Problem to solve:
Give the data below again exactly as it stands. Omit the pictures.
[Begin Data for this task]
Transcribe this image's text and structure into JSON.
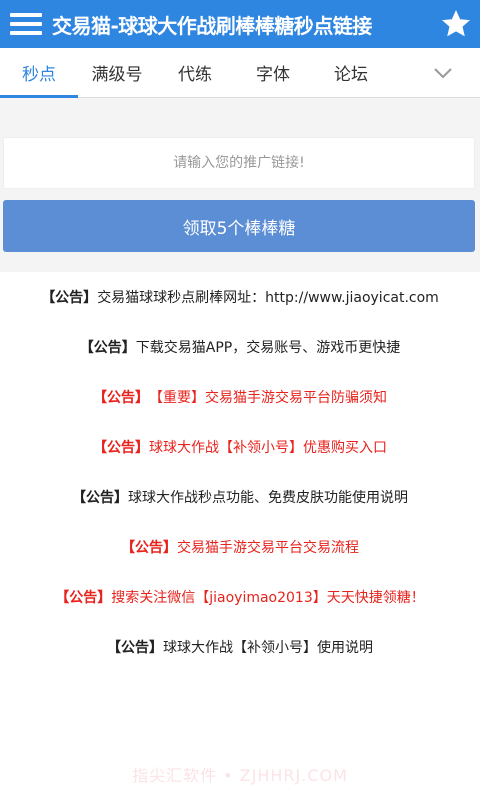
{
  "header": {
    "menu_icon": "menu-icon",
    "title": "交易猫-球球大作战刷棒棒糖秒点链接",
    "star_icon": "star-icon",
    "bg_color": "#2f86e1"
  },
  "tabs": [
    {
      "label": "秒点",
      "active": true
    },
    {
      "label": "满级号",
      "active": false
    },
    {
      "label": "代练",
      "active": false
    },
    {
      "label": "字体",
      "active": false
    },
    {
      "label": "论坛",
      "active": false
    }
  ],
  "tabs_more_icon": "chevron-down-icon",
  "form": {
    "placeholder": "请输入您的推广链接!",
    "value": "",
    "submit_label": "领取5个棒棒糖"
  },
  "notices": [
    {
      "tag": "【公告】",
      "text": "交易猫球球秒点刷棒网址：http://www.jiaoyicat.com",
      "color": "black"
    },
    {
      "tag": "【公告】",
      "text": "下载交易猫APP，交易账号、游戏币更快捷",
      "color": "black"
    },
    {
      "tag": "【公告】",
      "text": "【重要】交易猫手游交易平台防骗须知",
      "color": "red"
    },
    {
      "tag": "【公告】",
      "text": "球球大作战【补领小号】优惠购买入口",
      "color": "red"
    },
    {
      "tag": "【公告】",
      "text": "球球大作战秒点功能、免费皮肤功能使用说明",
      "color": "black"
    },
    {
      "tag": "【公告】",
      "text": "交易猫手游交易平台交易流程",
      "color": "red"
    },
    {
      "tag": "【公告】",
      "text": "搜索关注微信【jiaoyimao2013】天天快捷领糖！",
      "color": "red"
    },
    {
      "tag": "【公告】",
      "text": "球球大作战【补领小号】使用说明",
      "color": "black"
    }
  ],
  "watermark": "指尖汇软件 • ZJHHRJ.COM"
}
[End Data for this task]
Solution to the problem:
Transcribe this image's text and structure into JSON.
{
  "header": {
    "menu_icon": "menu-icon",
    "title": "交易猫-球球大作战刷棒棒糖秒点链接",
    "star_icon": "star-icon",
    "bg_color": "#2f86e1"
  },
  "tabs": [
    {
      "label": "秒点",
      "active": true
    },
    {
      "label": "满级号",
      "active": false
    },
    {
      "label": "代练",
      "active": false
    },
    {
      "label": "字体",
      "active": false
    },
    {
      "label": "论坛",
      "active": false
    }
  ],
  "tabs_more_icon": "chevron-down-icon",
  "form": {
    "placeholder": "请输入您的推广链接!",
    "value": "",
    "submit_label": "领取5个棒棒糖"
  },
  "notices": [
    {
      "tag": "【公告】",
      "text": "交易猫球球秒点刷棒网址：http://www.jiaoyicat.com",
      "color": "black"
    },
    {
      "tag": "【公告】",
      "text": "下载交易猫APP，交易账号、游戏币更快捷",
      "color": "black"
    },
    {
      "tag": "【公告】",
      "text": "【重要】交易猫手游交易平台防骗须知",
      "color": "red"
    },
    {
      "tag": "【公告】",
      "text": "球球大作战【补领小号】优惠购买入口",
      "color": "red"
    },
    {
      "tag": "【公告】",
      "text": "球球大作战秒点功能、免费皮肤功能使用说明",
      "color": "black"
    },
    {
      "tag": "【公告】",
      "text": "交易猫手游交易平台交易流程",
      "color": "red"
    },
    {
      "tag": "【公告】",
      "text": "搜索关注微信【jiaoyimao2013】天天快捷领糖！",
      "color": "red"
    },
    {
      "tag": "【公告】",
      "text": "球球大作战【补领小号】使用说明",
      "color": "black"
    }
  ],
  "watermark": "指尖汇软件 • ZJHHRJ.COM"
}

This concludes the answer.